→ WHAT YOU ARE ASKED TO DO
Would you transcribe the whole listing exactly, minus its pictures?

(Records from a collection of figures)

------------------------------------

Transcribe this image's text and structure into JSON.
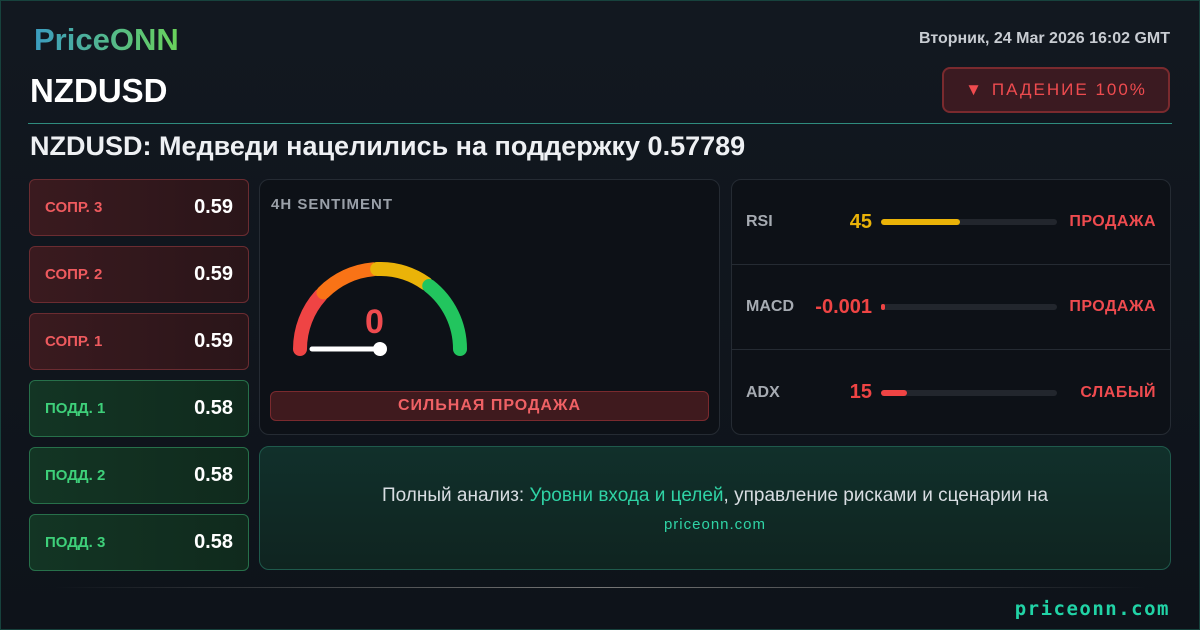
{
  "brand": {
    "logo": "PriceONN",
    "footer_url": "priceonn.com"
  },
  "header": {
    "date": "Вторник, 24 Mar 2026 16:02 GMT",
    "symbol": "NZDUSD",
    "trend_label": "ПАДЕНИЕ 100%",
    "trend_icon": "triangle-down-icon",
    "headline": "NZDUSD: Медведи нацелились на поддержку 0.57789"
  },
  "levels": [
    {
      "label": "СОПР. 3",
      "value": "0.59",
      "type": "resistance"
    },
    {
      "label": "СОПР. 2",
      "value": "0.59",
      "type": "resistance"
    },
    {
      "label": "СОПР. 1",
      "value": "0.59",
      "type": "resistance"
    },
    {
      "label": "ПОДД. 1",
      "value": "0.58",
      "type": "support"
    },
    {
      "label": "ПОДД. 2",
      "value": "0.58",
      "type": "support"
    },
    {
      "label": "ПОДД. 3",
      "value": "0.58",
      "type": "support"
    }
  ],
  "sentiment": {
    "title": "4H SENTIMENT",
    "value": "0",
    "label": "СИЛЬНАЯ ПРОДАЖА",
    "gauge_percent": 0
  },
  "indicators": [
    {
      "name": "RSI",
      "value": "45",
      "fill_percent": 45,
      "color": "#eab308",
      "signal": "ПРОДАЖА"
    },
    {
      "name": "MACD",
      "value": "-0.001",
      "fill_percent": 0.5,
      "color": "#ef4444",
      "signal": "ПРОДАЖА"
    },
    {
      "name": "ADX",
      "value": "15",
      "fill_percent": 15,
      "color": "#ef4444",
      "signal": "СЛАБЫЙ"
    }
  ],
  "cta": {
    "prefix": "Полный анализ: ",
    "highlight": "Уровни входа и целей",
    "suffix": ", управление рисками и сценарии на",
    "url": "priceonn.com"
  },
  "colors": {
    "accent": "#21d3a6",
    "bear": "#ef4b4f",
    "bull": "#3ed07a"
  }
}
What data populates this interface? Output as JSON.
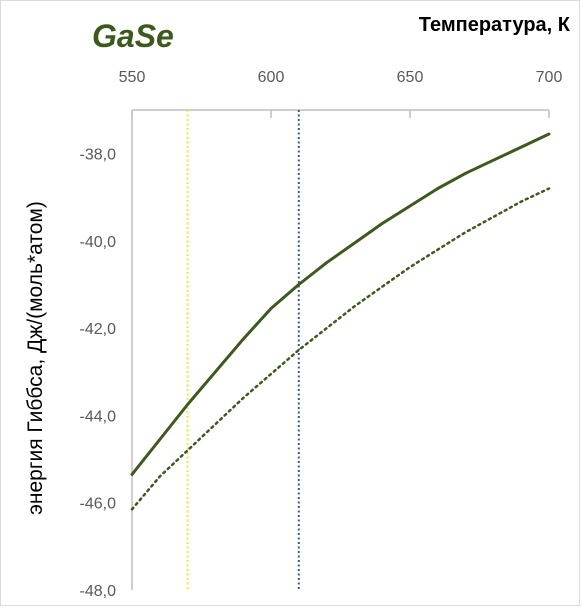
{
  "chart_data": {
    "type": "line",
    "title": "GaSe",
    "xlabel": "Температура, К",
    "ylabel": "энергия Гиббса, Дж/(моль*атом)",
    "x_axis_position": "top",
    "xlim": [
      550,
      700
    ],
    "ylim": [
      -48,
      -37
    ],
    "x_ticks": [
      "550",
      "600",
      "650",
      "700"
    ],
    "y_ticks": [
      "-38,0",
      "-40,0",
      "-42,0",
      "-44,0",
      "-46,0",
      "-48,0"
    ],
    "grid": false,
    "series": [
      {
        "style": "solid",
        "color": "#3d5a1e",
        "x": [
          550,
          560,
          570,
          580,
          590,
          600,
          610,
          620,
          630,
          640,
          650,
          660,
          670,
          680,
          690,
          700
        ],
        "y": [
          -45.35,
          -44.55,
          -43.75,
          -43.0,
          -42.25,
          -41.55,
          -41.0,
          -40.5,
          -40.05,
          -39.6,
          -39.2,
          -38.8,
          -38.45,
          -38.15,
          -37.85,
          -37.55
        ]
      },
      {
        "style": "dotted",
        "color": "#3d5a1e",
        "x": [
          550,
          560,
          570,
          580,
          590,
          600,
          610,
          620,
          630,
          640,
          650,
          660,
          670,
          680,
          690,
          700
        ],
        "y": [
          -46.15,
          -45.4,
          -44.8,
          -44.2,
          -43.6,
          -43.05,
          -42.5,
          -42.0,
          -41.5,
          -41.05,
          -40.6,
          -40.2,
          -39.8,
          -39.45,
          -39.1,
          -38.8
        ]
      }
    ],
    "vertical_lines": [
      {
        "x": 570,
        "color": "#f2e34d",
        "style": "dotted"
      },
      {
        "x": 610,
        "color": "#3a5a9a",
        "style": "dotted"
      }
    ]
  }
}
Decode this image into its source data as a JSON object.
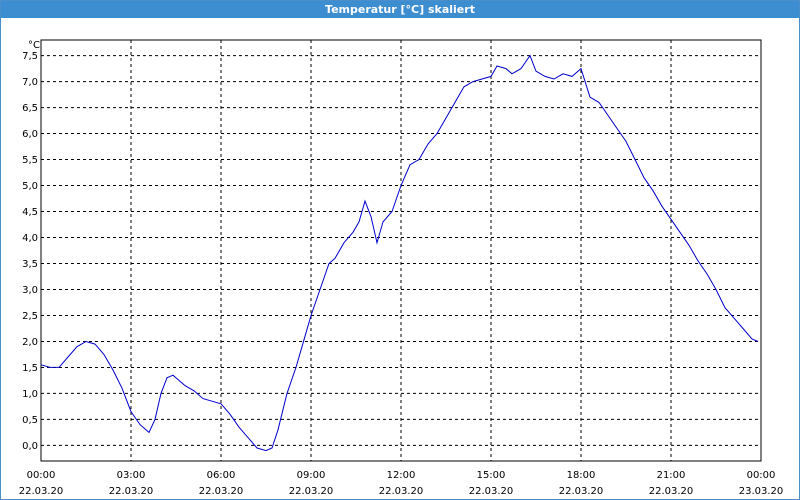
{
  "window": {
    "title": "Temperatur [°C] skaliert"
  },
  "colors": {
    "series": "#0000cc",
    "titlebar": "#3d8dd1",
    "grid": "#000000"
  },
  "chart_data": {
    "type": "line",
    "title": "Temperatur [°C] skaliert",
    "y_unit": "°C",
    "ylim": [
      -0.3,
      7.8
    ],
    "xlim": [
      0,
      24
    ],
    "grid": "dashed",
    "y_ticks": [
      "0,0",
      "0,5",
      "1,0",
      "1,5",
      "2,0",
      "2,5",
      "3,0",
      "3,5",
      "4,0",
      "4,5",
      "5,0",
      "5,5",
      "6,0",
      "6,5",
      "7,0",
      "7,5"
    ],
    "x_ticks": [
      {
        "time": "00:00",
        "date": "22.03.20"
      },
      {
        "time": "03:00",
        "date": "22.03.20"
      },
      {
        "time": "06:00",
        "date": "22.03.20"
      },
      {
        "time": "09:00",
        "date": "22.03.20"
      },
      {
        "time": "12:00",
        "date": "22.03.20"
      },
      {
        "time": "15:00",
        "date": "22.03.20"
      },
      {
        "time": "18:00",
        "date": "22.03.20"
      },
      {
        "time": "21:00",
        "date": "22.03.20"
      },
      {
        "time": "00:00",
        "date": "23.03.20"
      }
    ],
    "series": [
      {
        "x": [
          0,
          0.3,
          0.6,
          0.9,
          1.2,
          1.5,
          1.8,
          2.1,
          2.4,
          2.7,
          3.0,
          3.3,
          3.6,
          3.8,
          4.0,
          4.2,
          4.4,
          4.6,
          4.8,
          5.1,
          5.4,
          5.7,
          6.0,
          6.3,
          6.6,
          6.9,
          7.2,
          7.5,
          7.7,
          7.9,
          8.2,
          8.5,
          8.8,
          9.0,
          9.3,
          9.6,
          9.8,
          10.1,
          10.4,
          10.6,
          10.8,
          11.0,
          11.2,
          11.4,
          11.7,
          12.0,
          12.3,
          12.6,
          12.9,
          13.2,
          13.5,
          13.8,
          14.1,
          14.4,
          14.7,
          15.0,
          15.2,
          15.5,
          15.7,
          16.0,
          16.3,
          16.5,
          16.8,
          17.1,
          17.4,
          17.7,
          18.0,
          18.3,
          18.6,
          18.9,
          19.2,
          19.5,
          19.8,
          20.1,
          20.4,
          20.7,
          21.0,
          21.3,
          21.6,
          21.9,
          22.2,
          22.5,
          22.8,
          23.1,
          23.4,
          23.7,
          23.9
        ],
        "y": [
          1.55,
          1.5,
          1.5,
          1.7,
          1.9,
          2.0,
          1.95,
          1.75,
          1.45,
          1.1,
          0.65,
          0.4,
          0.25,
          0.5,
          1.0,
          1.3,
          1.35,
          1.25,
          1.15,
          1.05,
          0.9,
          0.85,
          0.8,
          0.6,
          0.35,
          0.15,
          -0.05,
          -0.1,
          -0.05,
          0.3,
          1.0,
          1.5,
          2.1,
          2.5,
          3.0,
          3.5,
          3.6,
          3.9,
          4.1,
          4.3,
          4.7,
          4.4,
          3.9,
          4.3,
          4.5,
          5.0,
          5.4,
          5.5,
          5.8,
          6.0,
          6.3,
          6.6,
          6.9,
          7.0,
          7.05,
          7.1,
          7.3,
          7.25,
          7.15,
          7.25,
          7.5,
          7.2,
          7.1,
          7.05,
          7.15,
          7.1,
          7.25,
          6.7,
          6.6,
          6.35,
          6.1,
          5.85,
          5.5,
          5.15,
          4.9,
          4.6,
          4.35,
          4.1,
          3.85,
          3.55,
          3.3,
          3.0,
          2.65,
          2.45,
          2.25,
          2.05,
          2.0
        ]
      }
    ]
  }
}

------------------------------------

→ TASK OUTPUT
Transcribe this image's text and structure into JSON.
{
  "brand": {
    "logo": "PriceONN",
    "footer_url": "priceonn.com"
  },
  "header": {
    "date": "Вторник, 24 Mar 2026 16:02 GMT",
    "symbol": "NZDUSD",
    "trend_label": "ПАДЕНИЕ 100%",
    "trend_icon": "triangle-down-icon",
    "headline": "NZDUSD: Медведи нацелились на поддержку 0.57789"
  },
  "levels": [
    {
      "label": "СОПР. 3",
      "value": "0.59",
      "type": "resistance"
    },
    {
      "label": "СОПР. 2",
      "value": "0.59",
      "type": "resistance"
    },
    {
      "label": "СОПР. 1",
      "value": "0.59",
      "type": "resistance"
    },
    {
      "label": "ПОДД. 1",
      "value": "0.58",
      "type": "support"
    },
    {
      "label": "ПОДД. 2",
      "value": "0.58",
      "type": "support"
    },
    {
      "label": "ПОДД. 3",
      "value": "0.58",
      "type": "support"
    }
  ],
  "sentiment": {
    "title": "4H SENTIMENT",
    "value": "0",
    "label": "СИЛЬНАЯ ПРОДАЖА",
    "gauge_percent": 0
  },
  "indicators": [
    {
      "name": "RSI",
      "value": "45",
      "fill_percent": 45,
      "color": "#eab308",
      "signal": "ПРОДАЖА"
    },
    {
      "name": "MACD",
      "value": "-0.001",
      "fill_percent": 0.5,
      "color": "#ef4444",
      "signal": "ПРОДАЖА"
    },
    {
      "name": "ADX",
      "value": "15",
      "fill_percent": 15,
      "color": "#ef4444",
      "signal": "СЛАБЫЙ"
    }
  ],
  "cta": {
    "prefix": "Полный анализ: ",
    "highlight": "Уровни входа и целей",
    "suffix": ", управление рисками и сценарии на",
    "url": "priceonn.com"
  },
  "colors": {
    "accent": "#21d3a6",
    "bear": "#ef4b4f",
    "bull": "#3ed07a"
  }
}
What data populates this interface? Output as JSON.
{
  "chart_data": {
    "type": "line",
    "title": "GaSe",
    "xlabel": "Температура, К",
    "ylabel": "энергия Гиббса, Дж/(моль*атом)",
    "x_axis_position": "top",
    "xlim": [
      550,
      700
    ],
    "ylim": [
      -48,
      -37
    ],
    "x_ticks": [
      "550",
      "600",
      "650",
      "700"
    ],
    "y_ticks": [
      "-38,0",
      "-40,0",
      "-42,0",
      "-44,0",
      "-46,0",
      "-48,0"
    ],
    "grid": false,
    "series": [
      {
        "style": "solid",
        "color": "#3d5a1e",
        "x": [
          550,
          560,
          570,
          580,
          590,
          600,
          610,
          620,
          630,
          640,
          650,
          660,
          670,
          680,
          690,
          700
        ],
        "y": [
          -45.35,
          -44.55,
          -43.75,
          -43.0,
          -42.25,
          -41.55,
          -41.0,
          -40.5,
          -40.05,
          -39.6,
          -39.2,
          -38.8,
          -38.45,
          -38.15,
          -37.85,
          -37.55
        ]
      },
      {
        "style": "dotted",
        "color": "#3d5a1e",
        "x": [
          550,
          560,
          570,
          580,
          590,
          600,
          610,
          620,
          630,
          640,
          650,
          660,
          670,
          680,
          690,
          700
        ],
        "y": [
          -46.15,
          -45.4,
          -44.8,
          -44.2,
          -43.6,
          -43.05,
          -42.5,
          -42.0,
          -41.5,
          -41.05,
          -40.6,
          -40.2,
          -39.8,
          -39.45,
          -39.1,
          -38.8
        ]
      }
    ],
    "vertical_lines": [
      {
        "x": 570,
        "color": "#f2e34d",
        "style": "dotted"
      },
      {
        "x": 610,
        "color": "#3a5a9a",
        "style": "dotted"
      }
    ]
  }
}
Decode this image into its source data as a JSON object.
{
  "window": {
    "title": "Temperatur [°C] skaliert"
  },
  "colors": {
    "series": "#0000cc",
    "titlebar": "#3d8dd1",
    "grid": "#000000"
  },
  "chart_data": {
    "type": "line",
    "title": "Temperatur [°C] skaliert",
    "y_unit": "°C",
    "ylim": [
      -0.3,
      7.8
    ],
    "xlim": [
      0,
      24
    ],
    "grid": "dashed",
    "y_ticks": [
      "0,0",
      "0,5",
      "1,0",
      "1,5",
      "2,0",
      "2,5",
      "3,0",
      "3,5",
      "4,0",
      "4,5",
      "5,0",
      "5,5",
      "6,0",
      "6,5",
      "7,0",
      "7,5"
    ],
    "x_ticks": [
      {
        "time": "00:00",
        "date": "22.03.20"
      },
      {
        "time": "03:00",
        "date": "22.03.20"
      },
      {
        "time": "06:00",
        "date": "22.03.20"
      },
      {
        "time": "09:00",
        "date": "22.03.20"
      },
      {
        "time": "12:00",
        "date": "22.03.20"
      },
      {
        "time": "15:00",
        "date": "22.03.20"
      },
      {
        "time": "18:00",
        "date": "22.03.20"
      },
      {
        "time": "21:00",
        "date": "22.03.20"
      },
      {
        "time": "00:00",
        "date": "23.03.20"
      }
    ],
    "series": [
      {
        "x": [
          0,
          0.3,
          0.6,
          0.9,
          1.2,
          1.5,
          1.8,
          2.1,
          2.4,
          2.7,
          3.0,
          3.3,
          3.6,
          3.8,
          4.0,
          4.2,
          4.4,
          4.6,
          4.8,
          5.1,
          5.4,
          5.7,
          6.0,
          6.3,
          6.6,
          6.9,
          7.2,
          7.5,
          7.7,
          7.9,
          8.2,
          8.5,
          8.8,
          9.0,
          9.3,
          9.6,
          9.8,
          10.1,
          10.4,
          10.6,
          10.8,
          11.0,
          11.2,
          11.4,
          11.7,
          12.0,
          12.3,
          12.6,
          12.9,
          13.2,
          13.5,
          13.8,
          14.1,
          14.4,
          14.7,
          15.0,
          15.2,
          15.5,
          15.7,
          16.0,
          16.3,
          16.5,
          16.8,
          17.1,
          17.4,
          17.7,
          18.0,
          18.3,
          18.6,
          18.9,
          19.2,
          19.5,
          19.8,
          20.1,
          20.4,
          20.7,
          21.0,
          21.3,
          21.6,
          21.9,
          22.2,
          22.5,
          22.8,
          23.1,
          23.4,
          23.7,
          23.9
        ],
        "y": [
          1.55,
          1.5,
          1.5,
          1.7,
          1.9,
          2.0,
          1.95,
          1.75,
          1.45,
          1.1,
          0.65,
          0.4,
          0.25,
          0.5,
          1.0,
          1.3,
          1.35,
          1.25,
          1.15,
          1.05,
          0.9,
          0.85,
          0.8,
          0.6,
          0.35,
          0.15,
          -0.05,
          -0.1,
          -0.05,
          0.3,
          1.0,
          1.5,
          2.1,
          2.5,
          3.0,
          3.5,
          3.6,
          3.9,
          4.1,
          4.3,
          4.7,
          4.4,
          3.9,
          4.3,
          4.5,
          5.0,
          5.4,
          5.5,
          5.8,
          6.0,
          6.3,
          6.6,
          6.9,
          7.0,
          7.05,
          7.1,
          7.3,
          7.25,
          7.15,
          7.25,
          7.5,
          7.2,
          7.1,
          7.05,
          7.15,
          7.1,
          7.25,
          6.7,
          6.6,
          6.35,
          6.1,
          5.85,
          5.5,
          5.15,
          4.9,
          4.6,
          4.35,
          4.1,
          3.85,
          3.55,
          3.3,
          3.0,
          2.65,
          2.45,
          2.25,
          2.05,
          2.0
        ]
      }
    ]
  }
}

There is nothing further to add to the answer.